→ GIVEN TASK: Without the pictures, give the entries below again exactly as written.
########
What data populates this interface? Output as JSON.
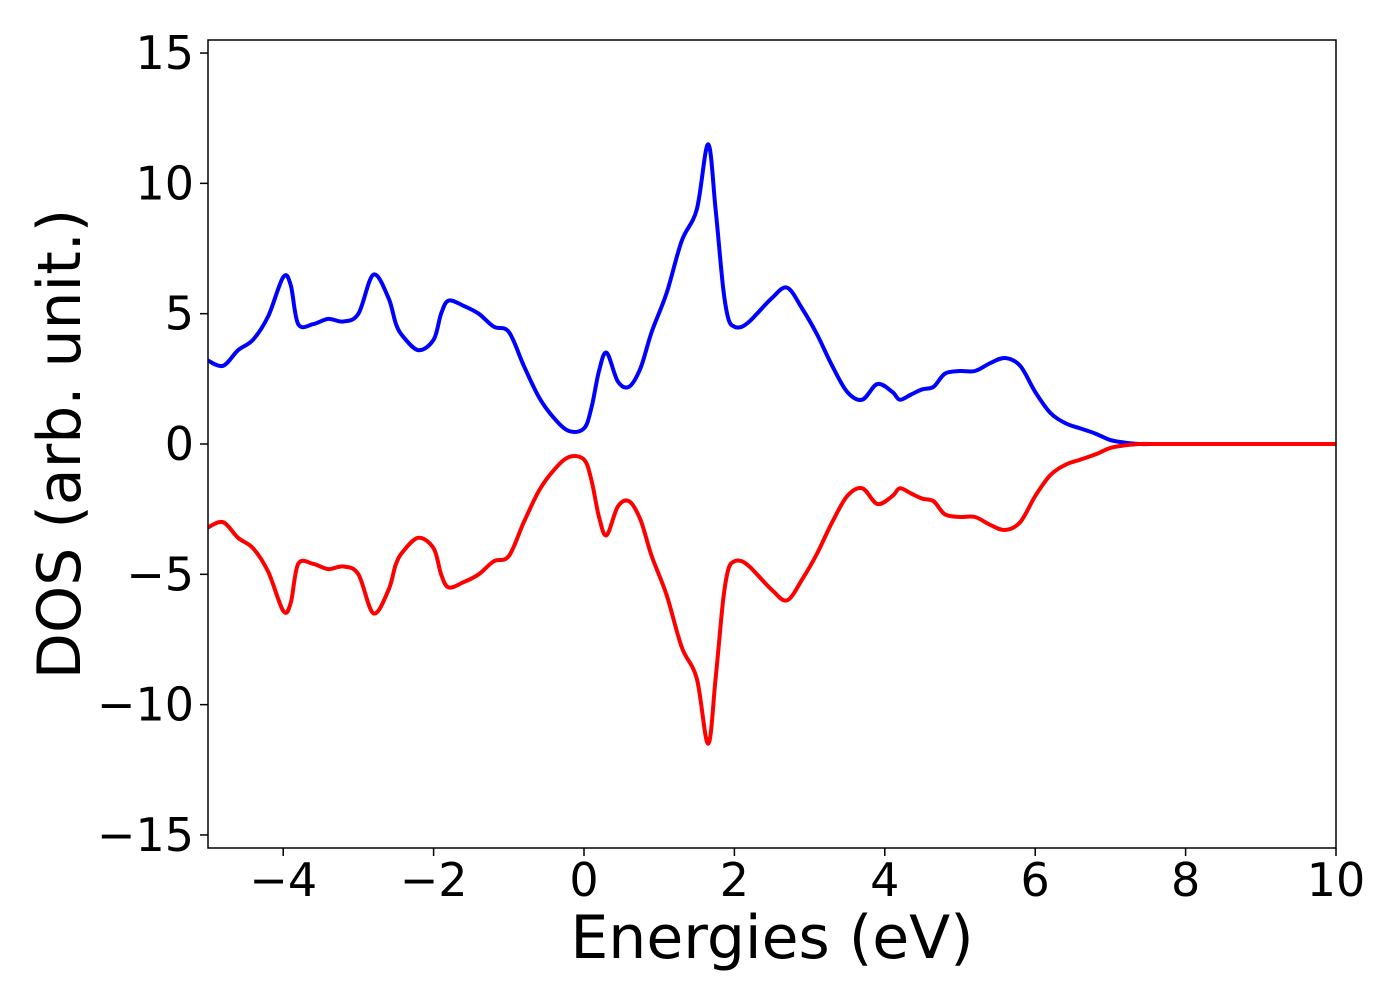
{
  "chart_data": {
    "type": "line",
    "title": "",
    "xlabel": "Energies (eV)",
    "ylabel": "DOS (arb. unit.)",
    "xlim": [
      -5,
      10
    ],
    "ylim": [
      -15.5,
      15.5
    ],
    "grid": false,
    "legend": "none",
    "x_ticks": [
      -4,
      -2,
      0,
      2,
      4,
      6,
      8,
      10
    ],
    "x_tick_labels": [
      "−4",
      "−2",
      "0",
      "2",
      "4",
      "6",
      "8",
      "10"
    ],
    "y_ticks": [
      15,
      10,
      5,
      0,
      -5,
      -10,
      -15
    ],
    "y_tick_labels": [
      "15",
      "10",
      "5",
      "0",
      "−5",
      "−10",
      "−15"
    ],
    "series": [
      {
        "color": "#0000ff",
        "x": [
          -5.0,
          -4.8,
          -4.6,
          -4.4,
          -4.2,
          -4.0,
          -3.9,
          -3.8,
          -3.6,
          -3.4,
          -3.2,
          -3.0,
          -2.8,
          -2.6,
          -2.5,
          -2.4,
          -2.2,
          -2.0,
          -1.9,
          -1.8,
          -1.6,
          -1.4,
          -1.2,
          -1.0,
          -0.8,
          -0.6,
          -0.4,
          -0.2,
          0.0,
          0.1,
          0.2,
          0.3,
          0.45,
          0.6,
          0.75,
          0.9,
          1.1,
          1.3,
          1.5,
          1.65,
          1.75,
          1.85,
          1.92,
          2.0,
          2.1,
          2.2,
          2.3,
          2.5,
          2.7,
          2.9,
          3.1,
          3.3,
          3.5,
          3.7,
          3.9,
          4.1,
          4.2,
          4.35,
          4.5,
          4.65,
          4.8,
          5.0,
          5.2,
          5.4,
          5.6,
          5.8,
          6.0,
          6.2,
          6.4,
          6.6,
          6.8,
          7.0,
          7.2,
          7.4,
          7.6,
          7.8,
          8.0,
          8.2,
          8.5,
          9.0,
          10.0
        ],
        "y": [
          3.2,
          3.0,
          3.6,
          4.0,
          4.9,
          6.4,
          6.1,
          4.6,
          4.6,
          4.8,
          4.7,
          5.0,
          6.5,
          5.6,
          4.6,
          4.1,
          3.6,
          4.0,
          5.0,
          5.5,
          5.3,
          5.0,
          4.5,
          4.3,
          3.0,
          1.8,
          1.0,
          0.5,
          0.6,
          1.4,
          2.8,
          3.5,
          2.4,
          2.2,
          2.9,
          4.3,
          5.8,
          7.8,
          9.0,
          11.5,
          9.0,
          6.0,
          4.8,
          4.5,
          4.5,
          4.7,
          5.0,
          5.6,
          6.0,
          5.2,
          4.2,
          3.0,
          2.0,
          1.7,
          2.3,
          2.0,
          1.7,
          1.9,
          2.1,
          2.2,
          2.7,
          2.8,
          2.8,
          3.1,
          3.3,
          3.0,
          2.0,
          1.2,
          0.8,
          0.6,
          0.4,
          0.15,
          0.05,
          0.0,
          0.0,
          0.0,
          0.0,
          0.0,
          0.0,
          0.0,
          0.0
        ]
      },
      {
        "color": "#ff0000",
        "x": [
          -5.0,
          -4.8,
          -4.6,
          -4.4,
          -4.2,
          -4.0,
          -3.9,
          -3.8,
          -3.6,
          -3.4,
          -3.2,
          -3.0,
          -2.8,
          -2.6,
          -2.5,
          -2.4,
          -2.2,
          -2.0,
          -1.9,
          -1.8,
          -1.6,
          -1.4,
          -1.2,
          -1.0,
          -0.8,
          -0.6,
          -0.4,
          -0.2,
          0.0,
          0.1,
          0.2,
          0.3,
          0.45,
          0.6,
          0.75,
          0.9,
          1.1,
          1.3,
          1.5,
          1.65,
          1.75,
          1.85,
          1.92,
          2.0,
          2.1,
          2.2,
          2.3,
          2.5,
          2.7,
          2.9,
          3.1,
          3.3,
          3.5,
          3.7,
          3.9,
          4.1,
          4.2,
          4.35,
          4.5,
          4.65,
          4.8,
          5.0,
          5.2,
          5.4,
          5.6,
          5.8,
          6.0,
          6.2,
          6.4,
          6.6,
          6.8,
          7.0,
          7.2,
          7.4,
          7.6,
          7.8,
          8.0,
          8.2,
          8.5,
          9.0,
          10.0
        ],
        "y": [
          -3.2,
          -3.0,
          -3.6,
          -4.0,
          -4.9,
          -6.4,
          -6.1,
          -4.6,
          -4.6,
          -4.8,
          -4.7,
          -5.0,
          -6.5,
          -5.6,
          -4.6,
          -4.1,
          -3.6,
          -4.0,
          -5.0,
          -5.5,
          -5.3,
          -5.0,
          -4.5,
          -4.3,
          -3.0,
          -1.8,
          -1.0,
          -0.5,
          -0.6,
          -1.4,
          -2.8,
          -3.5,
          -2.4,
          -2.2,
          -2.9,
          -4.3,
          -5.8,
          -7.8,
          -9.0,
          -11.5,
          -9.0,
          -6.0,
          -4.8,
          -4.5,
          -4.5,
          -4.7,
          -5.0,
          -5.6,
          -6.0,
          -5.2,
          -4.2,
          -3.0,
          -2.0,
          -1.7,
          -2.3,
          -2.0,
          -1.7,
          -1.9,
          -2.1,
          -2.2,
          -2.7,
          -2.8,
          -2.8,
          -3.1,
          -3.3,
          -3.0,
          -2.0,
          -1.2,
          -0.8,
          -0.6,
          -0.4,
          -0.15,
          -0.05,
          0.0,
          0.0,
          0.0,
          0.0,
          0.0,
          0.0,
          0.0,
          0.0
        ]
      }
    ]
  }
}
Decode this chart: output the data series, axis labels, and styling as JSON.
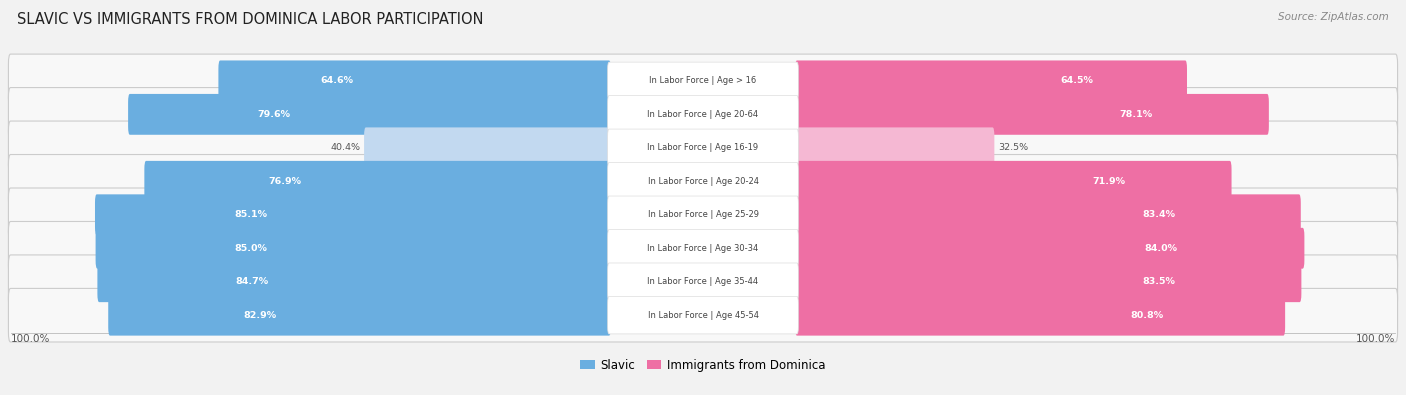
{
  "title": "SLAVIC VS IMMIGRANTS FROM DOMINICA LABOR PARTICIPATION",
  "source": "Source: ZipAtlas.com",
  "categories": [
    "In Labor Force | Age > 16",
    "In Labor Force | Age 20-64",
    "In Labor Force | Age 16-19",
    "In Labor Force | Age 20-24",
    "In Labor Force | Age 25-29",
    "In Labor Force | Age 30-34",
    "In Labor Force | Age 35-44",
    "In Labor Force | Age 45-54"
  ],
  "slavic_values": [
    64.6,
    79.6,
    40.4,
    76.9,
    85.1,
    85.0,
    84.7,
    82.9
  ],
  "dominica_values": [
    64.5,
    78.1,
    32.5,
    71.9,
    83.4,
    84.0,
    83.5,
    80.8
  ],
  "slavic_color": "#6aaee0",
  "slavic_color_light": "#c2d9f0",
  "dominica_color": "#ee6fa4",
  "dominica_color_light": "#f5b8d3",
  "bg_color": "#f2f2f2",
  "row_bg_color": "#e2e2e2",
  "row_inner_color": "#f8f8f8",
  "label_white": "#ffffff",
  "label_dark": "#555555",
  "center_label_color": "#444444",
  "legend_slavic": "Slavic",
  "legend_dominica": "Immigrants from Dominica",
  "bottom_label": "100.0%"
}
########
→ FINISHED EXERCISE:
What data populates this interface? Output as JSON.
{
  "chart_data": {
    "type": "line",
    "title": "",
    "xlabel": "Energies (eV)",
    "ylabel": "DOS (arb. unit.)",
    "xlim": [
      -5,
      10
    ],
    "ylim": [
      -15.5,
      15.5
    ],
    "grid": false,
    "legend": "none",
    "x_ticks": [
      -4,
      -2,
      0,
      2,
      4,
      6,
      8,
      10
    ],
    "x_tick_labels": [
      "−4",
      "−2",
      "0",
      "2",
      "4",
      "6",
      "8",
      "10"
    ],
    "y_ticks": [
      15,
      10,
      5,
      0,
      -5,
      -10,
      -15
    ],
    "y_tick_labels": [
      "15",
      "10",
      "5",
      "0",
      "−5",
      "−10",
      "−15"
    ],
    "series": [
      {
        "color": "#0000ff",
        "x": [
          -5.0,
          -4.8,
          -4.6,
          -4.4,
          -4.2,
          -4.0,
          -3.9,
          -3.8,
          -3.6,
          -3.4,
          -3.2,
          -3.0,
          -2.8,
          -2.6,
          -2.5,
          -2.4,
          -2.2,
          -2.0,
          -1.9,
          -1.8,
          -1.6,
          -1.4,
          -1.2,
          -1.0,
          -0.8,
          -0.6,
          -0.4,
          -0.2,
          0.0,
          0.1,
          0.2,
          0.3,
          0.45,
          0.6,
          0.75,
          0.9,
          1.1,
          1.3,
          1.5,
          1.65,
          1.75,
          1.85,
          1.92,
          2.0,
          2.1,
          2.2,
          2.3,
          2.5,
          2.7,
          2.9,
          3.1,
          3.3,
          3.5,
          3.7,
          3.9,
          4.1,
          4.2,
          4.35,
          4.5,
          4.65,
          4.8,
          5.0,
          5.2,
          5.4,
          5.6,
          5.8,
          6.0,
          6.2,
          6.4,
          6.6,
          6.8,
          7.0,
          7.2,
          7.4,
          7.6,
          7.8,
          8.0,
          8.2,
          8.5,
          9.0,
          10.0
        ],
        "y": [
          3.2,
          3.0,
          3.6,
          4.0,
          4.9,
          6.4,
          6.1,
          4.6,
          4.6,
          4.8,
          4.7,
          5.0,
          6.5,
          5.6,
          4.6,
          4.1,
          3.6,
          4.0,
          5.0,
          5.5,
          5.3,
          5.0,
          4.5,
          4.3,
          3.0,
          1.8,
          1.0,
          0.5,
          0.6,
          1.4,
          2.8,
          3.5,
          2.4,
          2.2,
          2.9,
          4.3,
          5.8,
          7.8,
          9.0,
          11.5,
          9.0,
          6.0,
          4.8,
          4.5,
          4.5,
          4.7,
          5.0,
          5.6,
          6.0,
          5.2,
          4.2,
          3.0,
          2.0,
          1.7,
          2.3,
          2.0,
          1.7,
          1.9,
          2.1,
          2.2,
          2.7,
          2.8,
          2.8,
          3.1,
          3.3,
          3.0,
          2.0,
          1.2,
          0.8,
          0.6,
          0.4,
          0.15,
          0.05,
          0.0,
          0.0,
          0.0,
          0.0,
          0.0,
          0.0,
          0.0,
          0.0
        ]
      },
      {
        "color": "#ff0000",
        "x": [
          -5.0,
          -4.8,
          -4.6,
          -4.4,
          -4.2,
          -4.0,
          -3.9,
          -3.8,
          -3.6,
          -3.4,
          -3.2,
          -3.0,
          -2.8,
          -2.6,
          -2.5,
          -2.4,
          -2.2,
          -2.0,
          -1.9,
          -1.8,
          -1.6,
          -1.4,
          -1.2,
          -1.0,
          -0.8,
          -0.6,
          -0.4,
          -0.2,
          0.0,
          0.1,
          0.2,
          0.3,
          0.45,
          0.6,
          0.75,
          0.9,
          1.1,
          1.3,
          1.5,
          1.65,
          1.75,
          1.85,
          1.92,
          2.0,
          2.1,
          2.2,
          2.3,
          2.5,
          2.7,
          2.9,
          3.1,
          3.3,
          3.5,
          3.7,
          3.9,
          4.1,
          4.2,
          4.35,
          4.5,
          4.65,
          4.8,
          5.0,
          5.2,
          5.4,
          5.6,
          5.8,
          6.0,
          6.2,
          6.4,
          6.6,
          6.8,
          7.0,
          7.2,
          7.4,
          7.6,
          7.8,
          8.0,
          8.2,
          8.5,
          9.0,
          10.0
        ],
        "y": [
          -3.2,
          -3.0,
          -3.6,
          -4.0,
          -4.9,
          -6.4,
          -6.1,
          -4.6,
          -4.6,
          -4.8,
          -4.7,
          -5.0,
          -6.5,
          -5.6,
          -4.6,
          -4.1,
          -3.6,
          -4.0,
          -5.0,
          -5.5,
          -5.3,
          -5.0,
          -4.5,
          -4.3,
          -3.0,
          -1.8,
          -1.0,
          -0.5,
          -0.6,
          -1.4,
          -2.8,
          -3.5,
          -2.4,
          -2.2,
          -2.9,
          -4.3,
          -5.8,
          -7.8,
          -9.0,
          -11.5,
          -9.0,
          -6.0,
          -4.8,
          -4.5,
          -4.5,
          -4.7,
          -5.0,
          -5.6,
          -6.0,
          -5.2,
          -4.2,
          -3.0,
          -2.0,
          -1.7,
          -2.3,
          -2.0,
          -1.7,
          -1.9,
          -2.1,
          -2.2,
          -2.7,
          -2.8,
          -2.8,
          -3.1,
          -3.3,
          -3.0,
          -2.0,
          -1.2,
          -0.8,
          -0.6,
          -0.4,
          -0.15,
          -0.05,
          0.0,
          0.0,
          0.0,
          0.0,
          0.0,
          0.0,
          0.0,
          0.0
        ]
      }
    ]
  }
}
Decode this chart: output the data series, axis labels, and styling as JSON.
{
  "title": "SLAVIC VS IMMIGRANTS FROM DOMINICA LABOR PARTICIPATION",
  "source": "Source: ZipAtlas.com",
  "categories": [
    "In Labor Force | Age > 16",
    "In Labor Force | Age 20-64",
    "In Labor Force | Age 16-19",
    "In Labor Force | Age 20-24",
    "In Labor Force | Age 25-29",
    "In Labor Force | Age 30-34",
    "In Labor Force | Age 35-44",
    "In Labor Force | Age 45-54"
  ],
  "slavic_values": [
    64.6,
    79.6,
    40.4,
    76.9,
    85.1,
    85.0,
    84.7,
    82.9
  ],
  "dominica_values": [
    64.5,
    78.1,
    32.5,
    71.9,
    83.4,
    84.0,
    83.5,
    80.8
  ],
  "slavic_color": "#6aaee0",
  "slavic_color_light": "#c2d9f0",
  "dominica_color": "#ee6fa4",
  "dominica_color_light": "#f5b8d3",
  "bg_color": "#f2f2f2",
  "row_bg_color": "#e2e2e2",
  "row_inner_color": "#f8f8f8",
  "label_white": "#ffffff",
  "label_dark": "#555555",
  "center_label_color": "#444444",
  "legend_slavic": "Slavic",
  "legend_dominica": "Immigrants from Dominica",
  "bottom_label": "100.0%"
}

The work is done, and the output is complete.